## Start DATA SHOWN

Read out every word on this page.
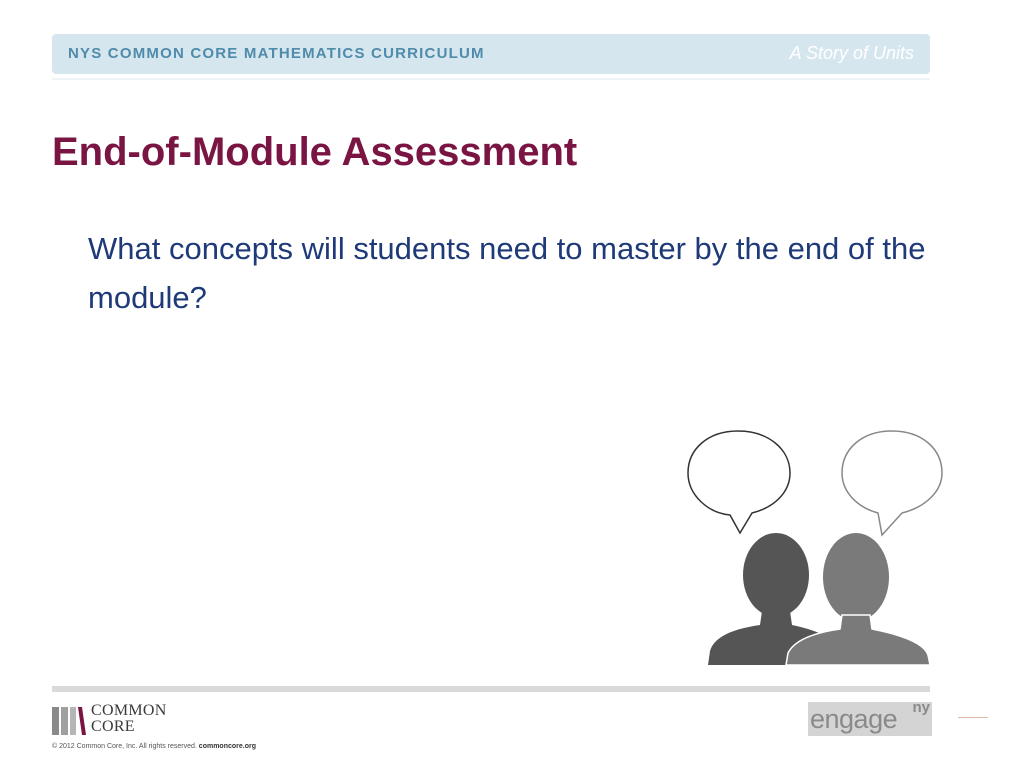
NYS COMMON CORE MATHEMATICS CURRICULUM	A Story of Units
End-of-Module Assessment
What concepts will students need to master by the end of the module?
COMMON
CORE
© 2012 Common Core, Inc. All rights reserved. commoncore.org
engage ny
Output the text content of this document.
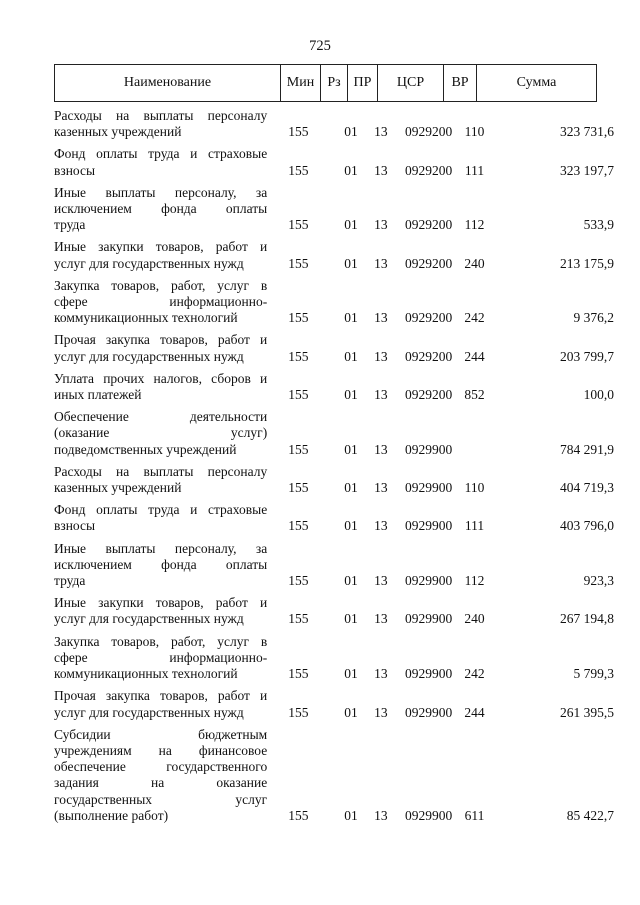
725
Наименование	Мин Рз ПР	ЦСР	ВР	Сумма
Расходы на выплаты персоналу
казенных учреждений	155	01	13	0929200 110	323 731,6
Фонд оплаты труда и страховые
взносы	155	01	13	0929200 111	323 197,7
Иные выплаты персоналу, за
исключением фонда оплаты
труда	155	01	13	0929200 112	533,9
Иные закупки товаров, работ и
услуг для государственных нужд	155	01	13	0929200 240	213 175,9
Закупка товаров, работ, услуг в
сфере информационно-
коммуникационных технологий	155	01	13	0929200 242	9 376,2
Прочая закупка товаров, работ и
услуг для государственных нужд	155	01	13	0929200 244	203 799,7
Уплата прочих налогов, сборов и
иных платежей	155	01	13	0929200 852	100,0
Обеспечение деятельности
(оказание услуг)
подведомственных учреждений	155	01	13	0929900	784 291,9
Расходы на выплаты персоналу
казенных учреждений	155	01	13	0929900 110	404 719,3
Фонд оплаты труда и страховые
взносы	155	01	13	0929900 111	403 796,0
Иные выплаты персоналу, за
исключением фонда оплаты
труда	155	01	13	0929900 112	923,3
Иные закупки товаров, работ и
услуг для государственных нужд	155	01	13	0929900 240	267 194,8
Закупка товаров, работ, услуг в
сфере информационно-
коммуникационных технологий	155	01	13	0929900 242	5 799,3
Прочая закупка товаров, работ и
услуг для государственных нужд	155	01	13	0929900 244	261 395,5
Субсидии бюджетным
учреждениям на финансовое
обеспечение государственного
задания на оказание
государственных услуг
(выполнение работ)	155	01	13	0929900 611	85 422,7
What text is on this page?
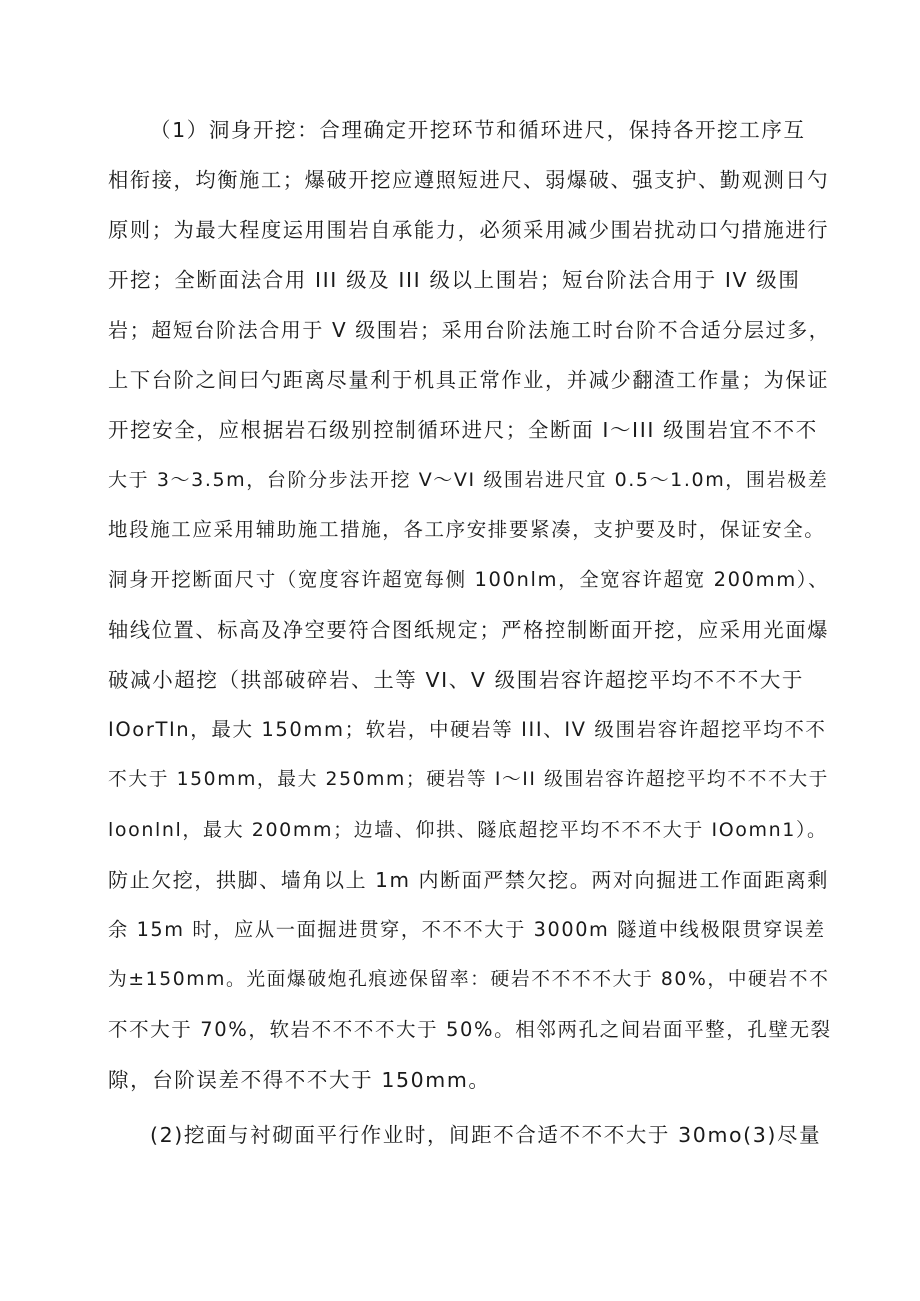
（1）洞身开挖：合理确定开挖环节和循环进尺，保持各开挖工序互
相衔接，均衡施工；爆破开挖应遵照短进尺、弱爆破、强支护、勤观测日勺
原则；为最大程度运用围岩自承能力，必须采用减少围岩扰动口勺措施进行
开挖；全断面法合用 III 级及 III 级以上围岩；短台阶法合用于 IV 级围
岩；超短台阶法合用于 V 级围岩；采用台阶法施工时台阶不合适分层过多，
上下台阶之间曰勺距离尽量利于机具正常作业，并减少翻渣工作量；为保证
开挖安全，应根据岩石级别控制循环进尺；全断面 I～III 级围岩宜不不不
大于 3～3.5m，台阶分步法开挖 V～VI 级围岩进尺宜 0.5～1.0m，围岩极差
地段施工应采用辅助施工措施，各工序安排要紧凑，支护要及时，保证安全。
洞身开挖断面尺寸（宽度容许超宽每侧 100nlm，全宽容许超宽 200mm）、
轴线位置、标高及净空要符合图纸规定；严格控制断面开挖，应采用光面爆
破减小超挖（拱部破碎岩、土等 VI、V 级围岩容许超挖平均不不不大于
IOorTIn，最大 150mm；软岩，中硬岩等 III、IV 级围岩容许超挖平均不不
不大于 150mm，最大 250mm；硬岩等 I～II 级围岩容许超挖平均不不不大于
loonlnl，最大 200mm；边墙、仰拱、隧底超挖平均不不不大于 IOomn1）。
防止欠挖，拱脚、墙角以上 1m 内断面严禁欠挖。两对向掘进工作面距离剩
余 15m 时，应从一面掘进贯穿，不不不大于 3000m 隧道中线极限贯穿误差
为±150mm。光面爆破炮孔痕迹保留率：硬岩不不不不大于 80%，中硬岩不不
不不大于 70%，软岩不不不不大于 50%。相邻两孔之间岩面平整，孔壁无裂
隙，台阶误差不得不不大于 150mm。
(2)挖面与衬砌面平行作业时，间距不合适不不不大于 30mo(3)尽量
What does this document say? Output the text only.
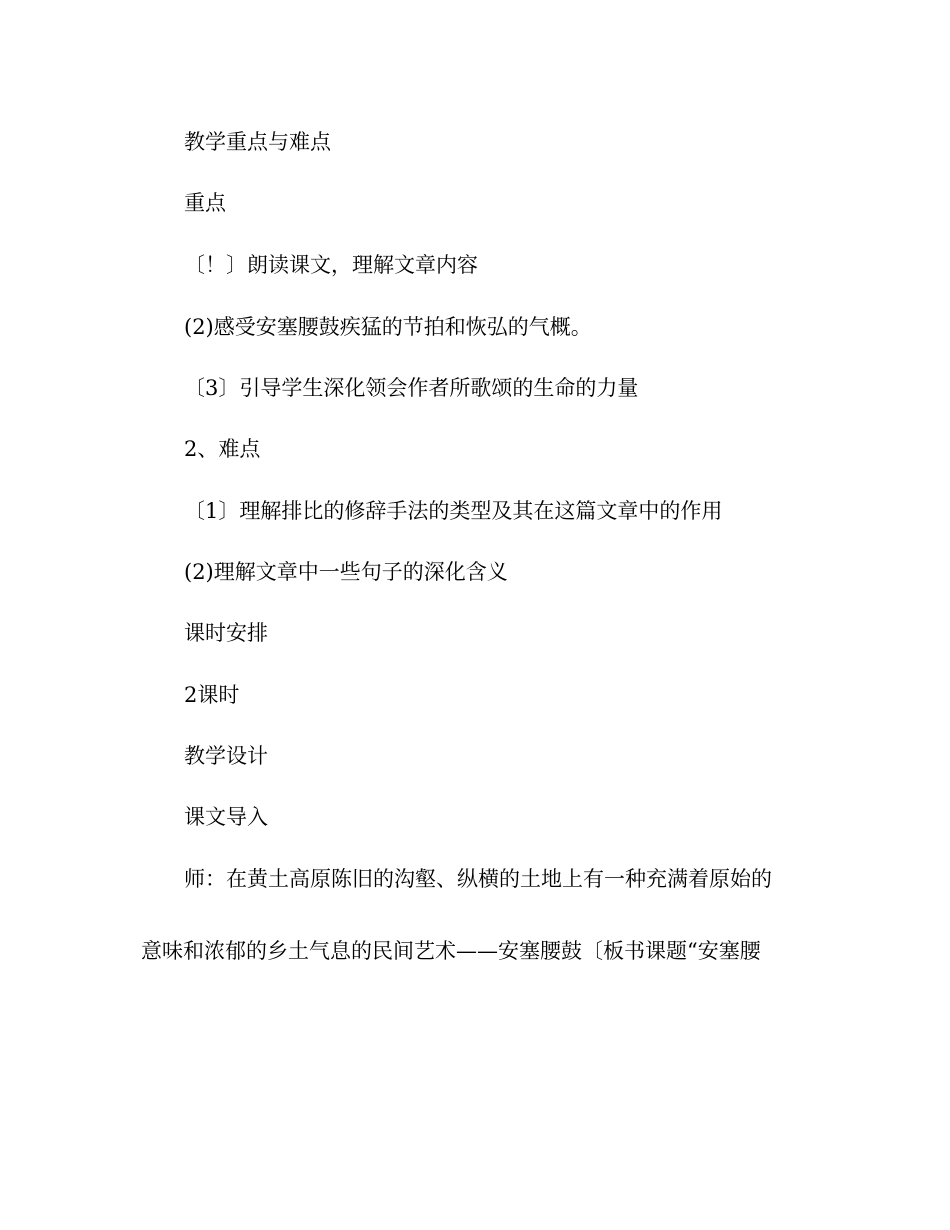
教学重点与难点
重点
〔！〕朗读课文，理解文章内容
(2)感受安塞腰鼓疾猛的节拍和恢弘的气概。
〔3〕引导学生深化领会作者所歌颂的生命的力量
2、难点
〔1〕理解排比的修辞手法的类型及其在这篇文章中的作用
(2)理解文章中一些句子的深化含义
课时安排
2课时
教学设计
课文导入
师：在黄土高原陈旧的沟壑、纵横的土地上有一种充满着原始的
意味和浓郁的乡土气息的民间艺术——安塞腰鼓〔板书课题“安塞腰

## End DATA SHOWN

*TASK TO CARRY OUT*.
Quote every line word for word and keep the images out of the copy.

*THE RESPONSE*.
Read out every word on this page.
NYS COMMON CORE MATHEMATICS CURRICULUM	A Story of Units
End-of-Module Assessment
What concepts will students need to master by the end of the module?
COMMON
CORE
© 2012 Common Core, Inc. All rights reserved. commoncore.org
engage ny
Output the text content of this document.
725
Наименование	Мин Рз ПР	ЦСР	ВР	Сумма
Расходы на выплаты персоналу
казенных учреждений	155	01	13	0929200 110	323 731,6
Фонд оплаты труда и страховые
взносы	155	01	13	0929200 111	323 197,7
Иные выплаты персоналу, за
исключением фонда оплаты
труда	155	01	13	0929200 112	533,9
Иные закупки товаров, работ и
услуг для государственных нужд	155	01	13	0929200 240	213 175,9
Закупка товаров, работ, услуг в
сфере информационно-
коммуникационных технологий	155	01	13	0929200 242	9 376,2
Прочая закупка товаров, работ и
услуг для государственных нужд	155	01	13	0929200 244	203 799,7
Уплата прочих налогов, сборов и
иных платежей	155	01	13	0929200 852	100,0
Обеспечение деятельности
(оказание услуг)
подведомственных учреждений	155	01	13	0929900	784 291,9
Расходы на выплаты персоналу
казенных учреждений	155	01	13	0929900 110	404 719,3
Фонд оплаты труда и страховые
взносы	155	01	13	0929900 111	403 796,0
Иные выплаты персоналу, за
исключением фонда оплаты
труда	155	01	13	0929900 112	923,3
Иные закупки товаров, работ и
услуг для государственных нужд	155	01	13	0929900 240	267 194,8
Закупка товаров, работ, услуг в
сфере информационно-
коммуникационных технологий	155	01	13	0929900 242	5 799,3
Прочая закупка товаров, работ и
услуг для государственных нужд	155	01	13	0929900 244	261 395,5
Субсидии бюджетным
учреждениям на финансовое
обеспечение государственного
задания на оказание
государственных услуг
(выполнение работ)	155	01	13	0929900 611	85 422,7
What text is on this page?
（1）洞身开挖：合理确定开挖环节和循环进尺，保持各开挖工序互
相衔接，均衡施工；爆破开挖应遵照短进尺、弱爆破、强支护、勤观测日勺
原则；为最大程度运用围岩自承能力，必须采用减少围岩扰动口勺措施进行
开挖；全断面法合用 III 级及 III 级以上围岩；短台阶法合用于 IV 级围
岩；超短台阶法合用于 V 级围岩；采用台阶法施工时台阶不合适分层过多，
上下台阶之间曰勺距离尽量利于机具正常作业，并减少翻渣工作量；为保证
开挖安全，应根据岩石级别控制循环进尺；全断面 I～III 级围岩宜不不不
大于 3～3.5m，台阶分步法开挖 V～VI 级围岩进尺宜 0.5～1.0m，围岩极差
地段施工应采用辅助施工措施，各工序安排要紧凑，支护要及时，保证安全。
洞身开挖断面尺寸（宽度容许超宽每侧 100nlm，全宽容许超宽 200mm）、
轴线位置、标高及净空要符合图纸规定；严格控制断面开挖，应采用光面爆
破减小超挖（拱部破碎岩、土等 VI、V 级围岩容许超挖平均不不不大于
IOorTIn，最大 150mm；软岩，中硬岩等 III、IV 级围岩容许超挖平均不不
不大于 150mm，最大 250mm；硬岩等 I～II 级围岩容许超挖平均不不不大于
loonlnl，最大 200mm；边墙、仰拱、隧底超挖平均不不不大于 IOomn1）。
防止欠挖，拱脚、墙角以上 1m 内断面严禁欠挖。两对向掘进工作面距离剩
余 15m 时，应从一面掘进贯穿，不不不大于 3000m 隧道中线极限贯穿误差
为±150mm。光面爆破炮孔痕迹保留率：硬岩不不不不大于 80%，中硬岩不不
不不大于 70%，软岩不不不不大于 50%。相邻两孔之间岩面平整，孔壁无裂
隙，台阶误差不得不不大于 150mm。
(2)挖面与衬砌面平行作业时，间距不合适不不不大于 30mo(3)尽量
What does this document say? Output the text only.
教学重点与难点
重点
〔！〕朗读课文，理解文章内容
(2)感受安塞腰鼓疾猛的节拍和恢弘的气概。
〔3〕引导学生深化领会作者所歌颂的生命的力量
2、难点
〔1〕理解排比的修辞手法的类型及其在这篇文章中的作用
(2)理解文章中一些句子的深化含义
课时安排
2课时
教学设计
课文导入
师：在黄土高原陈旧的沟壑、纵横的土地上有一种充满着原始的
意味和浓郁的乡土气息的民间艺术——安塞腰鼓〔板书课题“安塞腰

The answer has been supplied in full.